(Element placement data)
———
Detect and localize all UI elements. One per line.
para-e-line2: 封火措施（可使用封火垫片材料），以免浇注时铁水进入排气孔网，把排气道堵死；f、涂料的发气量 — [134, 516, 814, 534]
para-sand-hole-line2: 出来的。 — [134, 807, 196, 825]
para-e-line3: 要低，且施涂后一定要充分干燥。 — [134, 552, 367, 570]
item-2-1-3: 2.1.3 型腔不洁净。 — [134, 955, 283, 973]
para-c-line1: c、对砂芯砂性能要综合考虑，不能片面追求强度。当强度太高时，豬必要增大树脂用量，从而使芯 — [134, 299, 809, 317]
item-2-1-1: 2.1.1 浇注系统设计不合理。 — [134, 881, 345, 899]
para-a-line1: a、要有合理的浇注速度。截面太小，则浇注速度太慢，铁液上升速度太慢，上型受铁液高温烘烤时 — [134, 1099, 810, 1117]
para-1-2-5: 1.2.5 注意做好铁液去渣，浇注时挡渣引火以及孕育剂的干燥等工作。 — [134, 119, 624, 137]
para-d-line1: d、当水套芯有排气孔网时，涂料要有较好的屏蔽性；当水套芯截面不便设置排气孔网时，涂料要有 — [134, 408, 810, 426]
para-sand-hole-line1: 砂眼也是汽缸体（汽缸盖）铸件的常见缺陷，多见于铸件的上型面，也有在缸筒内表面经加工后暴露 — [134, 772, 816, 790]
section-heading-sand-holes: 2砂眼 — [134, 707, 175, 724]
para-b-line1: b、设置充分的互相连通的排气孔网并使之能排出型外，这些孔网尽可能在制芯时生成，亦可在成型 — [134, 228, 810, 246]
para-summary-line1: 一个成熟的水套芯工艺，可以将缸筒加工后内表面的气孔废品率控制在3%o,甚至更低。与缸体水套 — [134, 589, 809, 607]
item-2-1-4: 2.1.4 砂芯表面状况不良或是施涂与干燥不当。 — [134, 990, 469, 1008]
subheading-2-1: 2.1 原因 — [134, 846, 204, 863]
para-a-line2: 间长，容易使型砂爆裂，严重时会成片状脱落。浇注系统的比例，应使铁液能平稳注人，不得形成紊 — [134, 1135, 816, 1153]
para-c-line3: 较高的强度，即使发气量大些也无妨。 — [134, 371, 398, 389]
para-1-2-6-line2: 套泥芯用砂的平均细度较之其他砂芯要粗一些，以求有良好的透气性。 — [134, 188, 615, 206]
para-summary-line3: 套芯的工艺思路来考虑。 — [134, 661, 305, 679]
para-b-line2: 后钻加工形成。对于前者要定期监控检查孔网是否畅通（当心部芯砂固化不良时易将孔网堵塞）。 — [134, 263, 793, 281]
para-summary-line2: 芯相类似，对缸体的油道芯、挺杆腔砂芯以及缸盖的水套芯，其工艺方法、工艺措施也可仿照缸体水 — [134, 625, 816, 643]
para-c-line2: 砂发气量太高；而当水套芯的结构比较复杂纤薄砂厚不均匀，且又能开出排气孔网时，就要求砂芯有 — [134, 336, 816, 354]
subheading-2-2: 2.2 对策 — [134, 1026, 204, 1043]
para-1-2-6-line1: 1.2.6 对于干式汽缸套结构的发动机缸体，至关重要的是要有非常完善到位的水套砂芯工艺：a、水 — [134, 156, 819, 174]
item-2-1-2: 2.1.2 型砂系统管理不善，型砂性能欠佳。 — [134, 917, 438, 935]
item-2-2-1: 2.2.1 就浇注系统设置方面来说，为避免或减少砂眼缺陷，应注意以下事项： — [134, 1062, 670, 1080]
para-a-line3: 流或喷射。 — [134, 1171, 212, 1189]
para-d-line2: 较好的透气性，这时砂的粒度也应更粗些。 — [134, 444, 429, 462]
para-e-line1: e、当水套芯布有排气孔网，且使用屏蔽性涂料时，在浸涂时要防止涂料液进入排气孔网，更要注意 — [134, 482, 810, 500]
———
### PROBLEM:
Write out again the lines of the listing above, from its first line through the line containing "subheading-2-2: 2.2 对策", with both of those lines included.

### FINAL ANSWER:
Detect and localize all UI elements. One per line.
para-e-line2: 封火措施（可使用封火垫片材料），以免浇注时铁水进入排气孔网，把排气道堵死；f、涂料的发气量 — [134, 516, 814, 534]
para-sand-hole-line2: 出来的。 — [134, 807, 196, 825]
para-e-line3: 要低，且施涂后一定要充分干燥。 — [134, 552, 367, 570]
item-2-1-3: 2.1.3 型腔不洁净。 — [134, 955, 283, 973]
para-c-line1: c、对砂芯砂性能要综合考虑，不能片面追求强度。当强度太高时，豬必要增大树脂用量，从而使芯 — [134, 299, 809, 317]
item-2-1-1: 2.1.1 浇注系统设计不合理。 — [134, 881, 345, 899]
para-a-line1: a、要有合理的浇注速度。截面太小，则浇注速度太慢，铁液上升速度太慢，上型受铁液高温烘烤时 — [134, 1099, 810, 1117]
para-1-2-5: 1.2.5 注意做好铁液去渣，浇注时挡渣引火以及孕育剂的干燥等工作。 — [134, 119, 624, 137]
para-d-line1: d、当水套芯有排气孔网时，涂料要有较好的屏蔽性；当水套芯截面不便设置排气孔网时，涂料要有 — [134, 408, 810, 426]
para-sand-hole-line1: 砂眼也是汽缸体（汽缸盖）铸件的常见缺陷，多见于铸件的上型面，也有在缸筒内表面经加工后暴露 — [134, 772, 816, 790]
section-heading-sand-holes: 2砂眼 — [134, 707, 175, 724]
para-b-line1: b、设置充分的互相连通的排气孔网并使之能排出型外，这些孔网尽可能在制芯时生成，亦可在成型 — [134, 228, 810, 246]
para-summary-line1: 一个成熟的水套芯工艺，可以将缸筒加工后内表面的气孔废品率控制在3%o,甚至更低。与缸体水套 — [134, 589, 809, 607]
item-2-1-4: 2.1.4 砂芯表面状况不良或是施涂与干燥不当。 — [134, 990, 469, 1008]
subheading-2-1: 2.1 原因 — [134, 846, 204, 863]
para-a-line2: 间长，容易使型砂爆裂，严重时会成片状脱落。浇注系统的比例，应使铁液能平稳注人，不得形成紊 — [134, 1135, 816, 1153]
para-c-line3: 较高的强度，即使发气量大些也无妨。 — [134, 371, 398, 389]
para-1-2-6-line2: 套泥芯用砂的平均细度较之其他砂芯要粗一些，以求有良好的透气性。 — [134, 188, 615, 206]
para-summary-line3: 套芯的工艺思路来考虑。 — [134, 661, 305, 679]
para-b-line2: 后钻加工形成。对于前者要定期监控检查孔网是否畅通（当心部芯砂固化不良时易将孔网堵塞）。 — [134, 263, 793, 281]
para-summary-line2: 芯相类似，对缸体的油道芯、挺杆腔砂芯以及缸盖的水套芯，其工艺方法、工艺措施也可仿照缸体水 — [134, 625, 816, 643]
para-c-line2: 砂发气量太高；而当水套芯的结构比较复杂纤薄砂厚不均匀，且又能开出排气孔网时，就要求砂芯有 — [134, 336, 816, 354]
subheading-2-2: 2.2 对策 — [134, 1026, 204, 1043]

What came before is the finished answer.